> Aim of the exercise
Work out how many lines hold the string "name". Give that number and nothing more.

(Dataset entries on figures)
##############################

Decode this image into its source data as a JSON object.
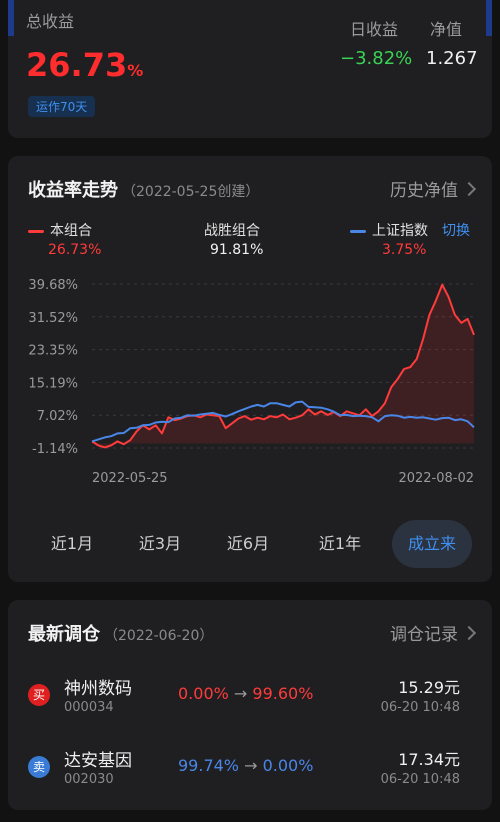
{
  "top": {
    "total_label": "总收益",
    "total_value": "26.73",
    "total_unit": "%",
    "daily_label": "日收益",
    "daily_value": "−3.82%",
    "nav_label": "净值",
    "nav_value": "1.267",
    "running_days": "运作70天"
  },
  "chart_card": {
    "title": "收益率走势",
    "created": "（2022-05-25创建）",
    "history_link": "历史净值",
    "portfolio_label": "本组合",
    "portfolio_value": "26.73%",
    "beat_label": "战胜组合",
    "beat_value": "91.81%",
    "index_label": "上证指数",
    "index_value": "3.75%",
    "switch_label": "切换",
    "x_start": "2022-05-25",
    "x_end": "2022-08-02",
    "ranges": [
      "近1月",
      "近3月",
      "近6月",
      "近1年",
      "成立来"
    ],
    "active_range": "成立来"
  },
  "chart_data": {
    "type": "line",
    "y_ticks": [
      "39.68%",
      "31.52%",
      "23.35%",
      "15.19%",
      "7.02%",
      "-1.14%"
    ],
    "ylim": [
      -1.14,
      39.68
    ],
    "x_labels": [
      "2022-05-25",
      "2022-08-02"
    ],
    "series": [
      {
        "name": "本组合",
        "color": "#ff3b3b",
        "values": [
          0.5,
          -0.5,
          -1.0,
          -0.5,
          0.5,
          -0.2,
          0.8,
          3.0,
          4.5,
          3.5,
          4.5,
          2.5,
          6.5,
          5.8,
          6.2,
          6.8,
          7.0,
          6.5,
          7.2,
          7.0,
          6.8,
          3.8,
          5.0,
          6.2,
          6.8,
          5.9,
          6.4,
          6.0,
          6.8,
          6.5,
          7.2,
          6.0,
          6.4,
          7.0,
          8.5,
          7.2,
          8.0,
          7.1,
          7.8,
          6.8,
          8.0,
          7.5,
          7.0,
          8.5,
          6.8,
          8.0,
          10.0,
          14.0,
          16.0,
          18.5,
          19.0,
          21.0,
          26.0,
          32.0,
          35.5,
          39.5,
          36.5,
          32.0,
          30.0,
          31.0,
          27.0
        ]
      },
      {
        "name": "上证指数",
        "color": "#4a86e8",
        "values": [
          0.5,
          1.0,
          1.5,
          1.8,
          2.5,
          2.6,
          3.8,
          3.9,
          4.5,
          4.6,
          5.2,
          5.4,
          5.3,
          6.2,
          6.4,
          7.0,
          6.9,
          7.2,
          7.4,
          7.6,
          7.1,
          6.7,
          7.3,
          8.0,
          8.6,
          9.2,
          9.6,
          9.2,
          10.0,
          10.0,
          9.6,
          9.2,
          10.2,
          10.4,
          9.1,
          9.0,
          8.9,
          8.5,
          7.9,
          7.0,
          7.1,
          6.8,
          6.9,
          6.8,
          6.5,
          5.5,
          6.8,
          7.0,
          6.9,
          6.4,
          6.6,
          6.4,
          6.5,
          6.2,
          5.9,
          6.3,
          6.4,
          5.8,
          6.0,
          5.5,
          4.0
        ]
      }
    ],
    "grid": true
  },
  "rebalance": {
    "title": "最新调仓",
    "date": "（2022-06-20）",
    "history_link": "调仓记录",
    "items": [
      {
        "badge": "买",
        "name": "神州数码",
        "code": "000034",
        "from": "0.00%",
        "arrow": "→",
        "to": "99.60%",
        "price": "15.29元",
        "time": "06-20  10:48",
        "badge_color": "#e02020",
        "change_color": "#ff3b3b"
      },
      {
        "badge": "卖",
        "name": "达安基因",
        "code": "002030",
        "from": "99.74%",
        "arrow": "→",
        "to": "0.00%",
        "price": "17.34元",
        "time": "06-20  10:48",
        "badge_color": "#3a7bd5",
        "change_color": "#4a86e8"
      }
    ]
  }
}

##############################

> Written solution
4